Dataset entries on figures:
---

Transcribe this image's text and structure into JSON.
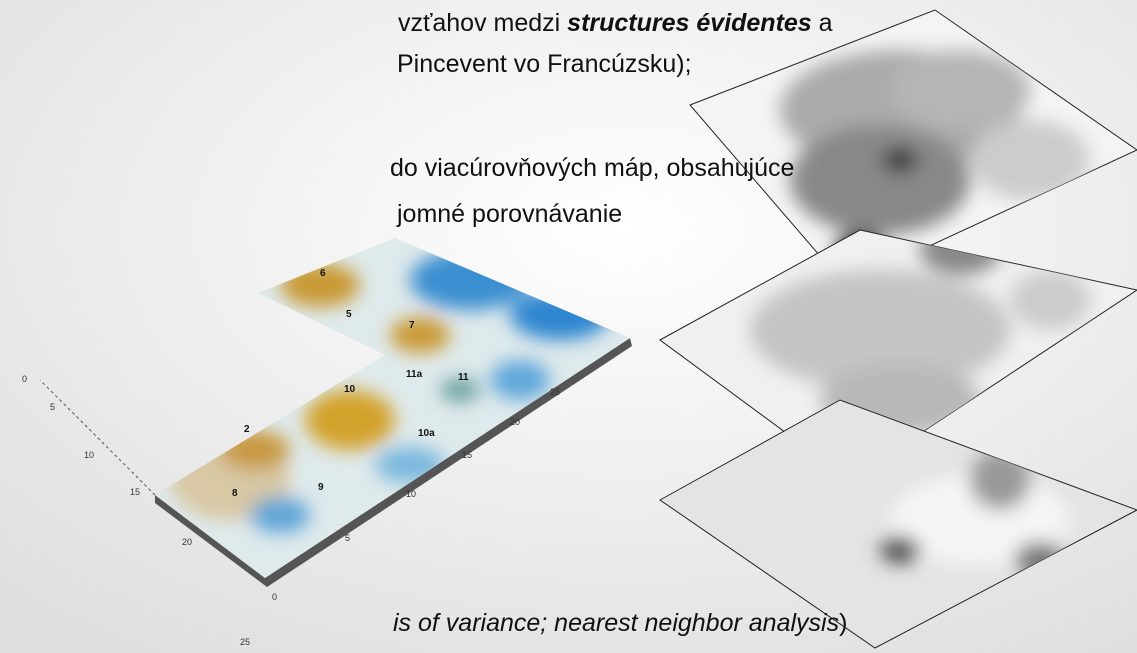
{
  "slide": {
    "line1": {
      "before": "vzťahov medzi ",
      "emphasis": "structures évidentes",
      "after": " a"
    },
    "line2": "Pincevent vo Francúzsku);",
    "line3": "do viacúrovňových máp, obsahujúce",
    "line4": "jomné porovnávanie",
    "line5": {
      "italic": "is of variance; nearest neighbor analysis",
      "after": ")"
    }
  },
  "map": {
    "labels": [
      "6",
      "5",
      "7",
      "11a",
      "11",
      "10",
      "2",
      "10a",
      "8",
      "9"
    ],
    "left_axis": [
      "0",
      "5",
      "10",
      "15",
      "20",
      "25"
    ],
    "bottom_axis": [
      "0",
      "5",
      "10",
      "15",
      "20",
      "25"
    ]
  }
}
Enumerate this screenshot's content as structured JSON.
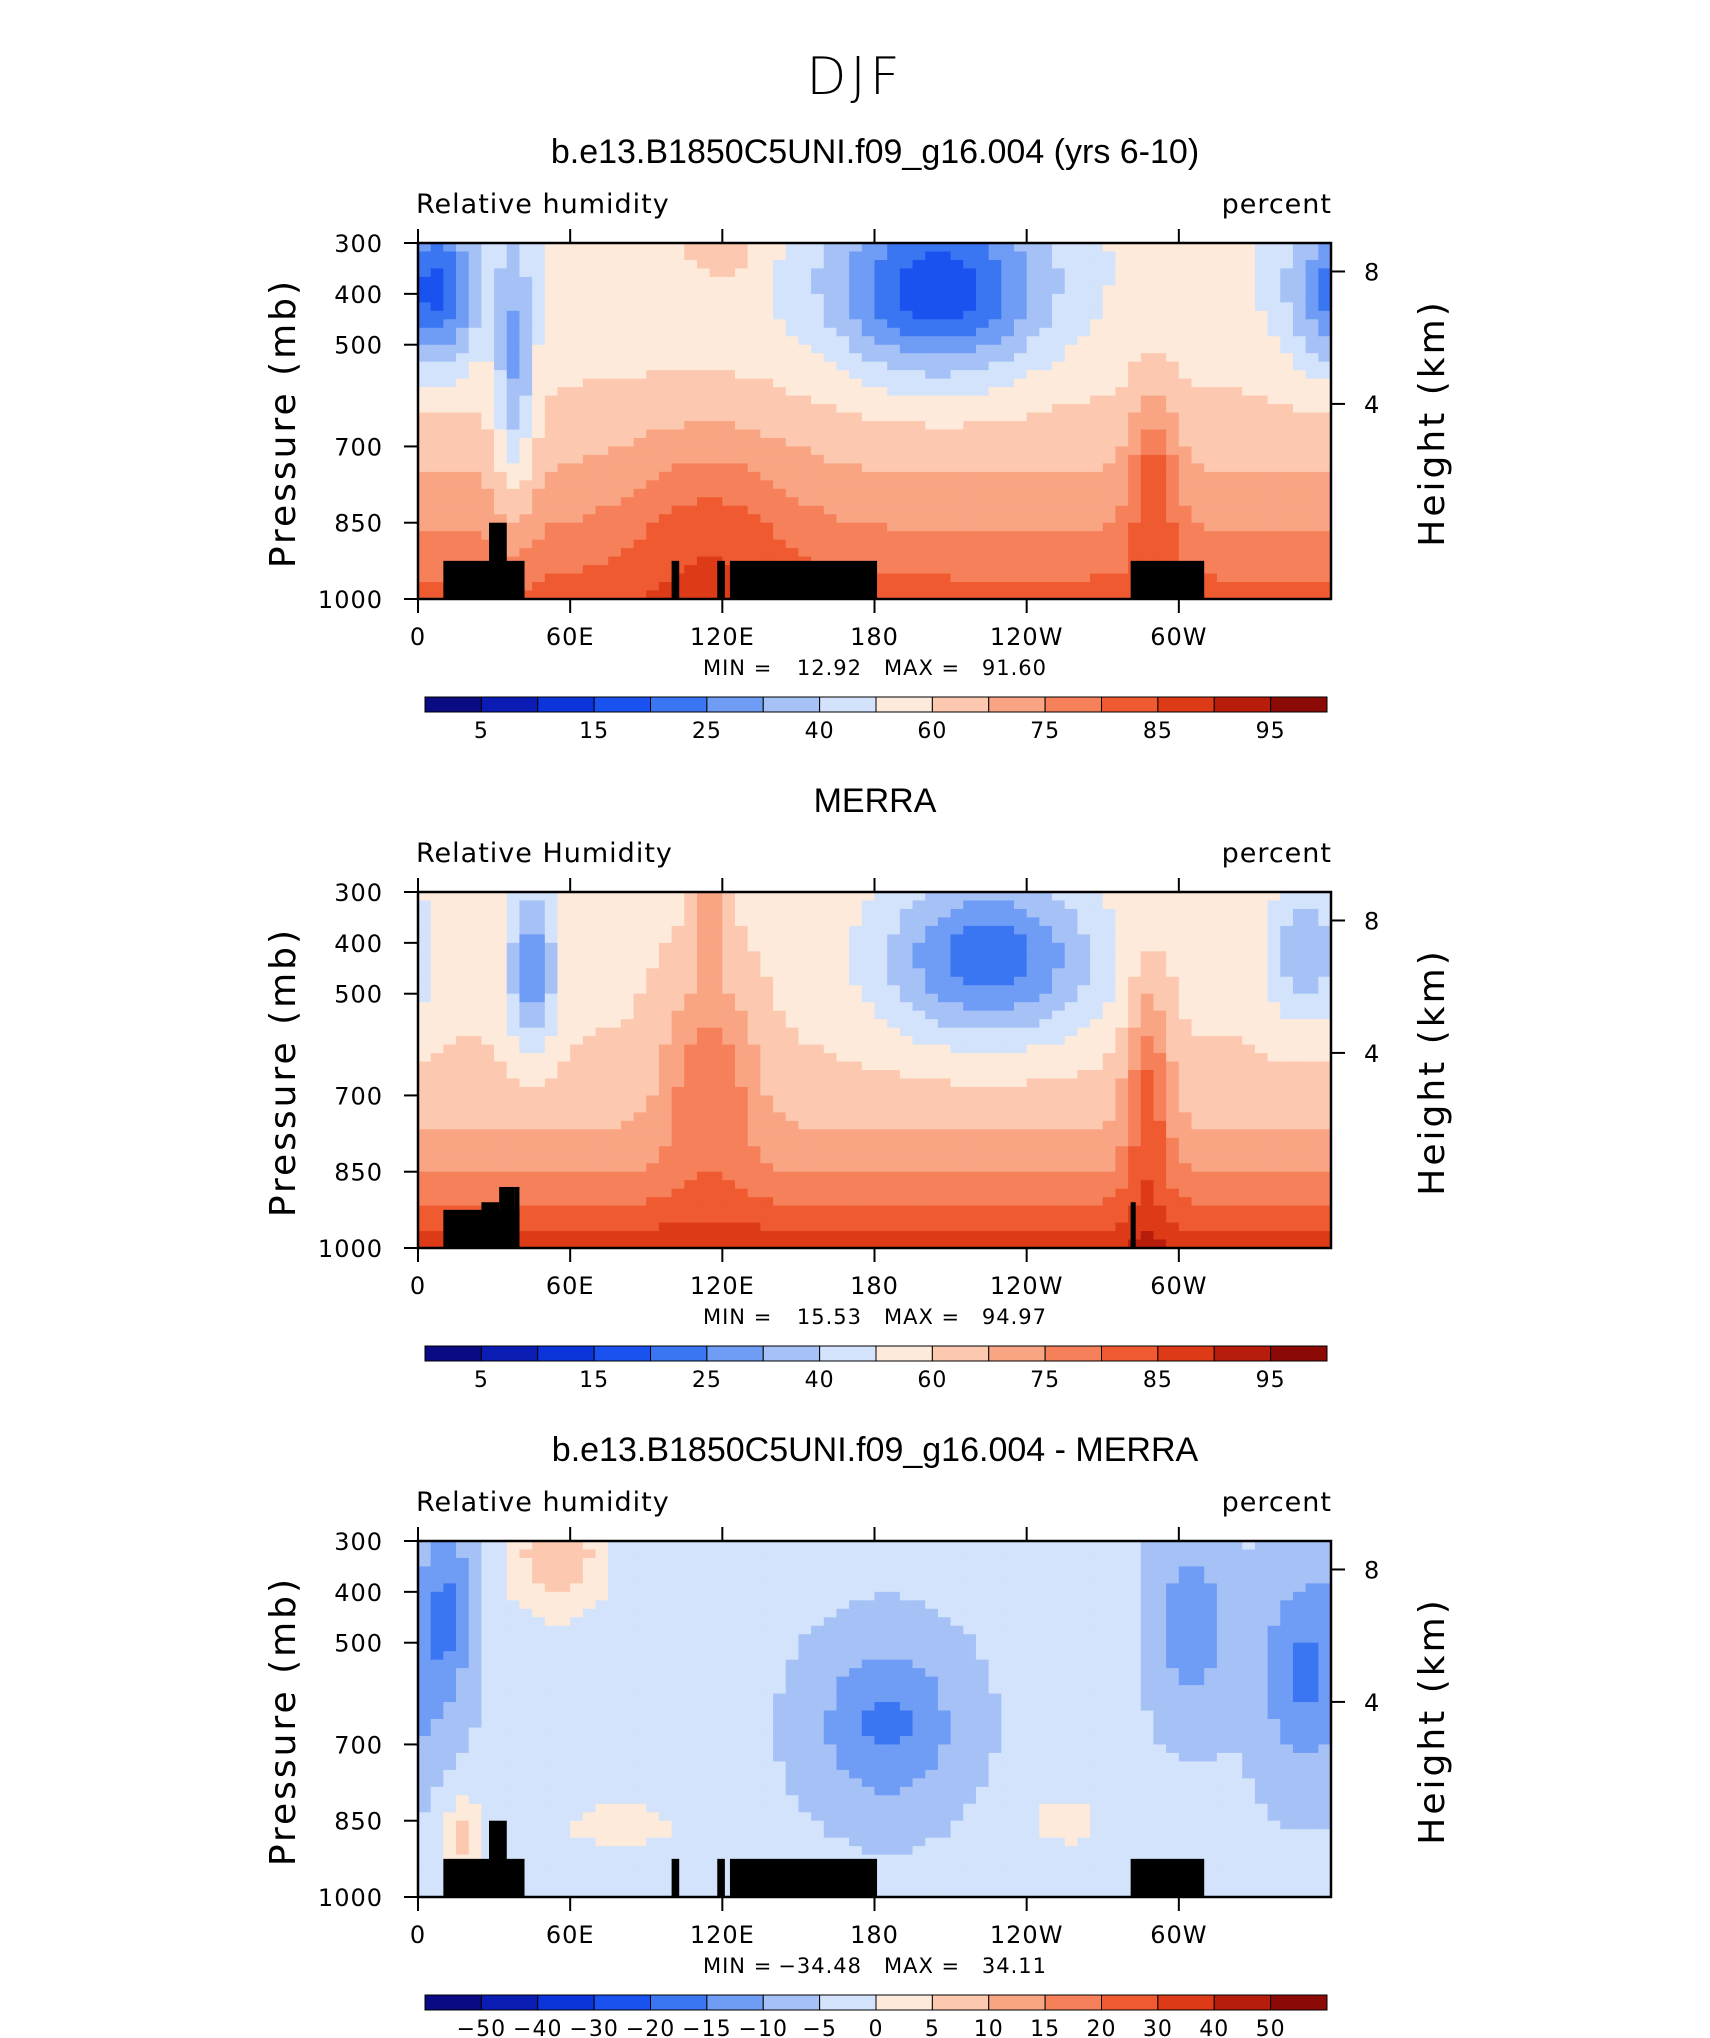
{
  "figure_title": "DJF",
  "colors": {
    "blue_to_red": [
      "#0a0a82",
      "#0a1cb4",
      "#0b35da",
      "#1a52f0",
      "#3a76f2",
      "#6f9cf4",
      "#a5c1f6",
      "#d2e3fb",
      "#fdeadb",
      "#fcc9b0",
      "#f9a584",
      "#f5805a",
      "#ef5a30",
      "#dd3a18",
      "#b81d0b",
      "#8c0a05"
    ],
    "land": "#000000"
  },
  "chart_data": [
    {
      "type": "heatmap",
      "title": "b.e13.B1850C5UNI.f09_g16.004 (yrs 6-10)",
      "left_label": "Relative humidity",
      "right_label": "percent",
      "ylabel": "Pressure (mb)",
      "y2label": "Height (km)",
      "x_ticks": [
        "0",
        "60E",
        "120E",
        "180",
        "120W",
        "60W"
      ],
      "x_tick_values": [
        0,
        60,
        120,
        180,
        240,
        300
      ],
      "xlim": [
        0,
        360
      ],
      "y_ticks": [
        "300",
        "400",
        "500",
        "700",
        "850",
        "1000"
      ],
      "y_tick_values": [
        300,
        400,
        500,
        700,
        850,
        1000
      ],
      "ylim": [
        1000,
        300
      ],
      "y2_ticks": [
        "8",
        "4"
      ],
      "y2_tick_values": [
        8,
        4
      ],
      "min_label": "MIN =",
      "min_value": "12.92",
      "max_label": "MAX =",
      "max_value": "91.60",
      "colorbar_labels": [
        "5",
        "15",
        "25",
        "40",
        "60",
        "75",
        "85",
        "95"
      ],
      "colorbar_levels": [
        5,
        10,
        15,
        20,
        25,
        30,
        40,
        50,
        60,
        70,
        75,
        80,
        85,
        90,
        95
      ]
    },
    {
      "type": "heatmap",
      "title": "MERRA",
      "left_label": "Relative Humidity",
      "right_label": "percent",
      "ylabel": "Pressure (mb)",
      "y2label": "Height (km)",
      "x_ticks": [
        "0",
        "60E",
        "120E",
        "180",
        "120W",
        "60W"
      ],
      "x_tick_values": [
        0,
        60,
        120,
        180,
        240,
        300
      ],
      "xlim": [
        0,
        360
      ],
      "y_ticks": [
        "300",
        "400",
        "500",
        "700",
        "850",
        "1000"
      ],
      "y_tick_values": [
        300,
        400,
        500,
        700,
        850,
        1000
      ],
      "ylim": [
        1000,
        300
      ],
      "y2_ticks": [
        "8",
        "4"
      ],
      "y2_tick_values": [
        8,
        4
      ],
      "min_label": "MIN =",
      "min_value": "15.53",
      "max_label": "MAX =",
      "max_value": "94.97",
      "colorbar_labels": [
        "5",
        "15",
        "25",
        "40",
        "60",
        "75",
        "85",
        "95"
      ],
      "colorbar_levels": [
        5,
        10,
        15,
        20,
        25,
        30,
        40,
        50,
        60,
        70,
        75,
        80,
        85,
        90,
        95
      ]
    },
    {
      "type": "heatmap",
      "title": "b.e13.B1850C5UNI.f09_g16.004 - MERRA",
      "left_label": "Relative humidity",
      "right_label": "percent",
      "ylabel": "Pressure (mb)",
      "y2label": "Height (km)",
      "x_ticks": [
        "0",
        "60E",
        "120E",
        "180",
        "120W",
        "60W"
      ],
      "x_tick_values": [
        0,
        60,
        120,
        180,
        240,
        300
      ],
      "xlim": [
        0,
        360
      ],
      "y_ticks": [
        "300",
        "400",
        "500",
        "700",
        "850",
        "1000"
      ],
      "y_tick_values": [
        300,
        400,
        500,
        700,
        850,
        1000
      ],
      "ylim": [
        1000,
        300
      ],
      "y2_ticks": [
        "8",
        "4"
      ],
      "y2_tick_values": [
        8,
        4
      ],
      "min_label": "MIN =",
      "min_value": "−34.48",
      "max_label": "MAX =",
      "max_value": "34.11",
      "colorbar_labels": [
        "−50",
        "−40",
        "−30",
        "−20",
        "−15",
        "−10",
        "−5",
        "0",
        "5",
        "10",
        "15",
        "20",
        "30",
        "40",
        "50"
      ],
      "colorbar_levels": [
        -50,
        -40,
        -30,
        -20,
        -15,
        -10,
        -5,
        0,
        5,
        10,
        15,
        20,
        30,
        40,
        50
      ]
    }
  ]
}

---

Task directions => Reproduce each line of the records exactly, and omit every picture.

The answer =>
Transcribe this image's text and structure into JSON.
{
  "slide": {
    "line1": {
      "before": "vzťahov medzi ",
      "emphasis": "structures évidentes",
      "after": " a"
    },
    "line2": "Pincevent vo Francúzsku);",
    "line3": "do viacúrovňových máp, obsahujúce",
    "line4": "jomné porovnávanie",
    "line5": {
      "italic": "is of variance; nearest neighbor analysis",
      "after": ")"
    }
  },
  "map": {
    "labels": [
      "6",
      "5",
      "7",
      "11a",
      "11",
      "10",
      "2",
      "10a",
      "8",
      "9"
    ],
    "left_axis": [
      "0",
      "5",
      "10",
      "15",
      "20",
      "25"
    ],
    "bottom_axis": [
      "0",
      "5",
      "10",
      "15",
      "20",
      "25"
    ]
  }
}
Enumerate this screenshot's content as structured JSON.
{
  "figure_title": "DJF",
  "colors": {
    "blue_to_red": [
      "#0a0a82",
      "#0a1cb4",
      "#0b35da",
      "#1a52f0",
      "#3a76f2",
      "#6f9cf4",
      "#a5c1f6",
      "#d2e3fb",
      "#fdeadb",
      "#fcc9b0",
      "#f9a584",
      "#f5805a",
      "#ef5a30",
      "#dd3a18",
      "#b81d0b",
      "#8c0a05"
    ],
    "land": "#000000"
  },
  "chart_data": [
    {
      "type": "heatmap",
      "title": "b.e13.B1850C5UNI.f09_g16.004 (yrs 6-10)",
      "left_label": "Relative humidity",
      "right_label": "percent",
      "ylabel": "Pressure (mb)",
      "y2label": "Height (km)",
      "x_ticks": [
        "0",
        "60E",
        "120E",
        "180",
        "120W",
        "60W"
      ],
      "x_tick_values": [
        0,
        60,
        120,
        180,
        240,
        300
      ],
      "xlim": [
        0,
        360
      ],
      "y_ticks": [
        "300",
        "400",
        "500",
        "700",
        "850",
        "1000"
      ],
      "y_tick_values": [
        300,
        400,
        500,
        700,
        850,
        1000
      ],
      "ylim": [
        1000,
        300
      ],
      "y2_ticks": [
        "8",
        "4"
      ],
      "y2_tick_values": [
        8,
        4
      ],
      "min_label": "MIN =",
      "min_value": "12.92",
      "max_label": "MAX =",
      "max_value": "91.60",
      "colorbar_labels": [
        "5",
        "15",
        "25",
        "40",
        "60",
        "75",
        "85",
        "95"
      ],
      "colorbar_levels": [
        5,
        10,
        15,
        20,
        25,
        30,
        40,
        50,
        60,
        70,
        75,
        80,
        85,
        90,
        95
      ]
    },
    {
      "type": "heatmap",
      "title": "MERRA",
      "left_label": "Relative Humidity",
      "right_label": "percent",
      "ylabel": "Pressure (mb)",
      "y2label": "Height (km)",
      "x_ticks": [
        "0",
        "60E",
        "120E",
        "180",
        "120W",
        "60W"
      ],
      "x_tick_values": [
        0,
        60,
        120,
        180,
        240,
        300
      ],
      "xlim": [
        0,
        360
      ],
      "y_ticks": [
        "300",
        "400",
        "500",
        "700",
        "850",
        "1000"
      ],
      "y_tick_values": [
        300,
        400,
        500,
        700,
        850,
        1000
      ],
      "ylim": [
        1000,
        300
      ],
      "y2_ticks": [
        "8",
        "4"
      ],
      "y2_tick_values": [
        8,
        4
      ],
      "min_label": "MIN =",
      "min_value": "15.53",
      "max_label": "MAX =",
      "max_value": "94.97",
      "colorbar_labels": [
        "5",
        "15",
        "25",
        "40",
        "60",
        "75",
        "85",
        "95"
      ],
      "colorbar_levels": [
        5,
        10,
        15,
        20,
        25,
        30,
        40,
        50,
        60,
        70,
        75,
        80,
        85,
        90,
        95
      ]
    },
    {
      "type": "heatmap",
      "title": "b.e13.B1850C5UNI.f09_g16.004 - MERRA",
      "left_label": "Relative humidity",
      "right_label": "percent",
      "ylabel": "Pressure (mb)",
      "y2label": "Height (km)",
      "x_ticks": [
        "0",
        "60E",
        "120E",
        "180",
        "120W",
        "60W"
      ],
      "x_tick_values": [
        0,
        60,
        120,
        180,
        240,
        300
      ],
      "xlim": [
        0,
        360
      ],
      "y_ticks": [
        "300",
        "400",
        "500",
        "700",
        "850",
        "1000"
      ],
      "y_tick_values": [
        300,
        400,
        500,
        700,
        850,
        1000
      ],
      "ylim": [
        1000,
        300
      ],
      "y2_ticks": [
        "8",
        "4"
      ],
      "y2_tick_values": [
        8,
        4
      ],
      "min_label": "MIN =",
      "min_value": "−34.48",
      "max_label": "MAX =",
      "max_value": "34.11",
      "colorbar_labels": [
        "−50",
        "−40",
        "−30",
        "−20",
        "−15",
        "−10",
        "−5",
        "0",
        "5",
        "10",
        "15",
        "20",
        "30",
        "40",
        "50"
      ],
      "colorbar_levels": [
        -50,
        -40,
        -30,
        -20,
        -15,
        -10,
        -5,
        0,
        5,
        10,
        15,
        20,
        30,
        40,
        50
      ]
    }
  ]
}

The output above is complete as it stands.